[Dataset items]
>> START

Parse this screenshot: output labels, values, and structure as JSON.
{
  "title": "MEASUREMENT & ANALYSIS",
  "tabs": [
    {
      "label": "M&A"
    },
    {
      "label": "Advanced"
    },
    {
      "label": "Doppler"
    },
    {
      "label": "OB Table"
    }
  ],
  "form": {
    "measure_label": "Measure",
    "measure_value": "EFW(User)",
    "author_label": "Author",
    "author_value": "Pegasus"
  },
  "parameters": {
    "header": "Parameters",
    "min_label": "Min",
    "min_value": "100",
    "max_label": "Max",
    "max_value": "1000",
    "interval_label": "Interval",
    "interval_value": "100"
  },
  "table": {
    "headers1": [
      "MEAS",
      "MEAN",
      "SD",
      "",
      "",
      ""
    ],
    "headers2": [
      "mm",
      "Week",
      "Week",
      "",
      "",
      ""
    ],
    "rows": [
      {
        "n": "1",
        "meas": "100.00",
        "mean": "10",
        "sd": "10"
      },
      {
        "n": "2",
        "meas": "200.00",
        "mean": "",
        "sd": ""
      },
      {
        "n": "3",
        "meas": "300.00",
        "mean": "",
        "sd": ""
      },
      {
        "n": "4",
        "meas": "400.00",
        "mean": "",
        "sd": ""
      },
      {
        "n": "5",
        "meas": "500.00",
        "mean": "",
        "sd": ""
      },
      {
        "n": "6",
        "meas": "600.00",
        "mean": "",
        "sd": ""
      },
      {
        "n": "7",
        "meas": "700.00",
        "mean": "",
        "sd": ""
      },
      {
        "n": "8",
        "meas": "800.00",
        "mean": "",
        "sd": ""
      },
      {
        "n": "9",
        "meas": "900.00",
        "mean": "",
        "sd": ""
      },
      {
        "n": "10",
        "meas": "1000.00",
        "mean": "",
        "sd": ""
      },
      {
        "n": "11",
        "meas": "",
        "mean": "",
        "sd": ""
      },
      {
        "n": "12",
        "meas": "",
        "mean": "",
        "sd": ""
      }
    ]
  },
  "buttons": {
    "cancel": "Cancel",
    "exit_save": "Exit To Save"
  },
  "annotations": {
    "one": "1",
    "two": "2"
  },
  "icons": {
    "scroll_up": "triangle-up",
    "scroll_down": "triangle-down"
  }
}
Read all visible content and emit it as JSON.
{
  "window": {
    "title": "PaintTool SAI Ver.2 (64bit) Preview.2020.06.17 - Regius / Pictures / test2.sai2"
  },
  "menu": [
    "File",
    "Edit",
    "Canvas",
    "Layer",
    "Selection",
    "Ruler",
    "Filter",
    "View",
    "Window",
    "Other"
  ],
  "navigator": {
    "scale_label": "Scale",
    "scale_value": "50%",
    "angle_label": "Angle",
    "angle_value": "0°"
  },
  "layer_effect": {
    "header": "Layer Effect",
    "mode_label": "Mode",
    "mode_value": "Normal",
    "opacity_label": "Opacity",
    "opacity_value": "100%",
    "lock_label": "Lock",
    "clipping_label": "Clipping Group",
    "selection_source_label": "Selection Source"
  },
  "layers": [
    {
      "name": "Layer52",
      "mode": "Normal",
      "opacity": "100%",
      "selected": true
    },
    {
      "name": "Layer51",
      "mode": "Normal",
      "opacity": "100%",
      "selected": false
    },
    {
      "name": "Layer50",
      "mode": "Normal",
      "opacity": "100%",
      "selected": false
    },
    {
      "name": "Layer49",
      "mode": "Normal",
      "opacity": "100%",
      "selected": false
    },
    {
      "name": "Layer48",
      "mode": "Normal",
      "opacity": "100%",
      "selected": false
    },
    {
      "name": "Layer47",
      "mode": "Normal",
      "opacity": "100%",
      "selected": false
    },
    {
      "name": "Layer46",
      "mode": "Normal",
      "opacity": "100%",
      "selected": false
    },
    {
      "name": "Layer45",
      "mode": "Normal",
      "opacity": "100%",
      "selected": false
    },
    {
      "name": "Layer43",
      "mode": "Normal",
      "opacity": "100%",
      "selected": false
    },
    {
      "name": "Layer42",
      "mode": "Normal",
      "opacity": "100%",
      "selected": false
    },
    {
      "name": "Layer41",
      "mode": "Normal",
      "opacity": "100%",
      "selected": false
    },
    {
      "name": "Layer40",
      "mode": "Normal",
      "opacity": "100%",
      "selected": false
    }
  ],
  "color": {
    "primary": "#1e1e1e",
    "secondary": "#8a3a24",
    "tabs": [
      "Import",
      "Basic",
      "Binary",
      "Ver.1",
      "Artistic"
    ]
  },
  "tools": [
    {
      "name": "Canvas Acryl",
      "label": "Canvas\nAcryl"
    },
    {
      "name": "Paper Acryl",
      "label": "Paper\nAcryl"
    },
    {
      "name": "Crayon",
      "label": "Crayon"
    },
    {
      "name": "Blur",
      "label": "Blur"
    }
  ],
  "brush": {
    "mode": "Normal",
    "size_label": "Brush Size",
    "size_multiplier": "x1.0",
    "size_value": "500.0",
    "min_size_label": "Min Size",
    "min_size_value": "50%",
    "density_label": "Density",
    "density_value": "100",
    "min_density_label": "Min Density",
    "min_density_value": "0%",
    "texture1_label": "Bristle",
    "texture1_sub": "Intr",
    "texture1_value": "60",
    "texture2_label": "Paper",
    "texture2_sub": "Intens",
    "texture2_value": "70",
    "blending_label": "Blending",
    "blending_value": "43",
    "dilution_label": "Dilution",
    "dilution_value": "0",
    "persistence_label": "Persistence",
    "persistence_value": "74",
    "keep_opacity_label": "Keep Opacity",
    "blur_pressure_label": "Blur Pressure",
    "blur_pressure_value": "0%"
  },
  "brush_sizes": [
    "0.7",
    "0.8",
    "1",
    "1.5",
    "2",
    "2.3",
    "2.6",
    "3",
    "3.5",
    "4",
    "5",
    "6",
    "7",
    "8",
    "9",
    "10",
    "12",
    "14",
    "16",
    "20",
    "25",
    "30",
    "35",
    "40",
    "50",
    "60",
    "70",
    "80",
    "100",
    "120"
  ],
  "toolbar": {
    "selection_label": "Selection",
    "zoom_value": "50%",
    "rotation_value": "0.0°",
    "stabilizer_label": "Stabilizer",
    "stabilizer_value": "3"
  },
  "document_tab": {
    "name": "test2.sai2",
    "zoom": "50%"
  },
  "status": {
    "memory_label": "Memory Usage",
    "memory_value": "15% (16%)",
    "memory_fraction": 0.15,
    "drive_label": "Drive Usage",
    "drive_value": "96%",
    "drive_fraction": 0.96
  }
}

>> END

## Required work
Your task is to repeat every entry exactly.

## Exercise output
Parse this screenshot: output labels, values, and structure as JSON.
{
  "title": "MEASUREMENT & ANALYSIS",
  "tabs": [
    {
      "label": "M&A"
    },
    {
      "label": "Advanced"
    },
    {
      "label": "Doppler"
    },
    {
      "label": "OB Table"
    }
  ],
  "form": {
    "measure_label": "Measure",
    "measure_value": "EFW(User)",
    "author_label": "Author",
    "author_value": "Pegasus"
  },
  "parameters": {
    "header": "Parameters",
    "min_label": "Min",
    "min_value": "100",
    "max_label": "Max",
    "max_value": "1000",
    "interval_label": "Interval",
    "interval_value": "100"
  },
  "table": {
    "headers1": [
      "MEAS",
      "MEAN",
      "SD",
      "",
      "",
      ""
    ],
    "headers2": [
      "mm",
      "Week",
      "Week",
      "",
      "",
      ""
    ],
    "rows": [
      {
        "n": "1",
        "meas": "100.00",
        "mean": "10",
        "sd": "10"
      },
      {
        "n": "2",
        "meas": "200.00",
        "mean": "",
        "sd": ""
      },
      {
        "n": "3",
        "meas": "300.00",
        "mean": "",
        "sd": ""
      },
      {
        "n": "4",
        "meas": "400.00",
        "mean": "",
        "sd": ""
      },
      {
        "n": "5",
        "meas": "500.00",
        "mean": "",
        "sd": ""
      },
      {
        "n": "6",
        "meas": "600.00",
        "mean": "",
        "sd": ""
      },
      {
        "n": "7",
        "meas": "700.00",
        "mean": "",
        "sd": ""
      },
      {
        "n": "8",
        "meas": "800.00",
        "mean": "",
        "sd": ""
      },
      {
        "n": "9",
        "meas": "900.00",
        "mean": "",
        "sd": ""
      },
      {
        "n": "10",
        "meas": "1000.00",
        "mean": "",
        "sd": ""
      },
      {
        "n": "11",
        "meas": "",
        "mean": "",
        "sd": ""
      },
      {
        "n": "12",
        "meas": "",
        "mean": "",
        "sd": ""
      }
    ]
  },
  "buttons": {
    "cancel": "Cancel",
    "exit_save": "Exit To Save"
  },
  "annotations": {
    "one": "1",
    "two": "2"
  },
  "icons": {
    "scroll_up": "triangle-up",
    "scroll_down": "triangle-down"
  }
}
Read all visible content and emit it as JSON.
{
  "window": {
    "title": "PaintTool SAI Ver.2 (64bit) Preview.2020.06.17 - Regius / Pictures / test2.sai2"
  },
  "menu": [
    "File",
    "Edit",
    "Canvas",
    "Layer",
    "Selection",
    "Ruler",
    "Filter",
    "View",
    "Window",
    "Other"
  ],
  "navigator": {
    "scale_label": "Scale",
    "scale_value": "50%",
    "angle_label": "Angle",
    "angle_value": "0°"
  },
  "layer_effect": {
    "header": "Layer Effect",
    "mode_label": "Mode",
    "mode_value": "Normal",
    "opacity_label": "Opacity",
    "opacity_value": "100%",
    "lock_label": "Lock",
    "clipping_label": "Clipping Group",
    "selection_source_label": "Selection Source"
  },
  "layers": [
    {
      "name": "Layer52",
      "mode": "Normal",
      "opacity": "100%",
      "selected": true
    },
    {
      "name": "Layer51",
      "mode": "Normal",
      "opacity": "100%",
      "selected": false
    },
    {
      "name": "Layer50",
      "mode": "Normal",
      "opacity": "100%",
      "selected": false
    },
    {
      "name": "Layer49",
      "mode": "Normal",
      "opacity": "100%",
      "selected": false
    },
    {
      "name": "Layer48",
      "mode": "Normal",
      "opacity": "100%",
      "selected": false
    },
    {
      "name": "Layer47",
      "mode": "Normal",
      "opacity": "100%",
      "selected": false
    },
    {
      "name": "Layer46",
      "mode": "Normal",
      "opacity": "100%",
      "selected": false
    },
    {
      "name": "Layer45",
      "mode": "Normal",
      "opacity": "100%",
      "selected": false
    },
    {
      "name": "Layer43",
      "mode": "Normal",
      "opacity": "100%",
      "selected": false
    },
    {
      "name": "Layer42",
      "mode": "Normal",
      "opacity": "100%",
      "selected": false
    },
    {
      "name": "Layer41",
      "mode": "Normal",
      "opacity": "100%",
      "selected": false
    },
    {
      "name": "Layer40",
      "mode": "Normal",
      "opacity": "100%",
      "selected": false
    }
  ],
  "color": {
    "primary": "#1e1e1e",
    "secondary": "#8a3a24",
    "tabs": [
      "Import",
      "Basic",
      "Binary",
      "Ver.1",
      "Artistic"
    ]
  },
  "tools": [
    {
      "name": "Canvas Acryl",
      "label": "Canvas\nAcryl"
    },
    {
      "name": "Paper Acryl",
      "label": "Paper\nAcryl"
    },
    {
      "name": "Crayon",
      "label": "Crayon"
    },
    {
      "name": "Blur",
      "label": "Blur"
    }
  ],
  "brush": {
    "mode": "Normal",
    "size_label": "Brush Size",
    "size_multiplier": "x1.0",
    "size_value": "500.0",
    "min_size_label": "Min Size",
    "min_size_value": "50%",
    "density_label": "Density",
    "density_value": "100",
    "min_density_label": "Min Density",
    "min_density_value": "0%",
    "texture1_label": "Bristle",
    "texture1_sub": "Intr",
    "texture1_value": "60",
    "texture2_label": "Paper",
    "texture2_sub": "Intens",
    "texture2_value": "70",
    "blending_label": "Blending",
    "blending_value": "43",
    "dilution_label": "Dilution",
    "dilution_value": "0",
    "persistence_label": "Persistence",
    "persistence_value": "74",
    "keep_opacity_label": "Keep Opacity",
    "blur_pressure_label": "Blur Pressure",
    "blur_pressure_value": "0%"
  },
  "brush_sizes": [
    "0.7",
    "0.8",
    "1",
    "1.5",
    "2",
    "2.3",
    "2.6",
    "3",
    "3.5",
    "4",
    "5",
    "6",
    "7",
    "8",
    "9",
    "10",
    "12",
    "14",
    "16",
    "20",
    "25",
    "30",
    "35",
    "40",
    "50",
    "60",
    "70",
    "80",
    "100",
    "120"
  ],
  "toolbar": {
    "selection_label": "Selection",
    "zoom_value": "50%",
    "rotation_value": "0.0°",
    "stabilizer_label": "Stabilizer",
    "stabilizer_value": "3"
  },
  "document_tab": {
    "name": "test2.sai2",
    "zoom": "50%"
  },
  "status": {
    "memory_label": "Memory Usage",
    "memory_value": "15% (16%)",
    "memory_fraction": 0.15,
    "drive_label": "Drive Usage",
    "drive_value": "96%",
    "drive_fraction": 0.96
  }
}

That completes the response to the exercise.